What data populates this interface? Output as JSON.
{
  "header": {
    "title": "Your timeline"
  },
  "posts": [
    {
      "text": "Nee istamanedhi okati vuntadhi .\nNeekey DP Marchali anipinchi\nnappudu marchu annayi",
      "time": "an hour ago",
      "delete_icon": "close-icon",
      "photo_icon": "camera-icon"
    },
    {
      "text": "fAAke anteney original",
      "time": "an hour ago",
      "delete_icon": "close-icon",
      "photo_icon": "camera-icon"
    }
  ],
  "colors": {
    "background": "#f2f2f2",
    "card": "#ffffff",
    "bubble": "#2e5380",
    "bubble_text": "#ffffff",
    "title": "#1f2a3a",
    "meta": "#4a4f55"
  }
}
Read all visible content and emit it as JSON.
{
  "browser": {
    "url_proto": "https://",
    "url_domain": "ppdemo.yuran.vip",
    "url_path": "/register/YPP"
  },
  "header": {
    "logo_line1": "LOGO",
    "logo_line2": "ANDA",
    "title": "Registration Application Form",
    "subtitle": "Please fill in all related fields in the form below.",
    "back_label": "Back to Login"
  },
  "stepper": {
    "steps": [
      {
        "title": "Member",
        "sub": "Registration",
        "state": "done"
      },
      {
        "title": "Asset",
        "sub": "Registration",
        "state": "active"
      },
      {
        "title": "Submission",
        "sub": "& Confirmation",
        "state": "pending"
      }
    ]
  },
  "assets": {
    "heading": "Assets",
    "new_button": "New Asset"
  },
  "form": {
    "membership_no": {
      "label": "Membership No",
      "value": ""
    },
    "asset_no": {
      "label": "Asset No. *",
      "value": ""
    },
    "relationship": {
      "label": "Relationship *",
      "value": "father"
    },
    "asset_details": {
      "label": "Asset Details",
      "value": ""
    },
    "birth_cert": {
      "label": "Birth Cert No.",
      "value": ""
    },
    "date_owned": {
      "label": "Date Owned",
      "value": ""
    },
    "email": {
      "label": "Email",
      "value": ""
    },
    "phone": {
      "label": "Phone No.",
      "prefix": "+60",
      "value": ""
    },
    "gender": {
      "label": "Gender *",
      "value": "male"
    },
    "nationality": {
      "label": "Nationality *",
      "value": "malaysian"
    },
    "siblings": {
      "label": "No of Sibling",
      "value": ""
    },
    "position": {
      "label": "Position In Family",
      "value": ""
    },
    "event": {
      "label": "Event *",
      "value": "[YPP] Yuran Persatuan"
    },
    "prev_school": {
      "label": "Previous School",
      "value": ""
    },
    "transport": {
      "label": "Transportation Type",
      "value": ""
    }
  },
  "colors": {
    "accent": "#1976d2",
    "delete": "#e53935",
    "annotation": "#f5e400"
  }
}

━━━━━━━━

Go over the records above line by line and count those holding the word "state". Reply only with the number.

◆ Response to the exercise ◆
3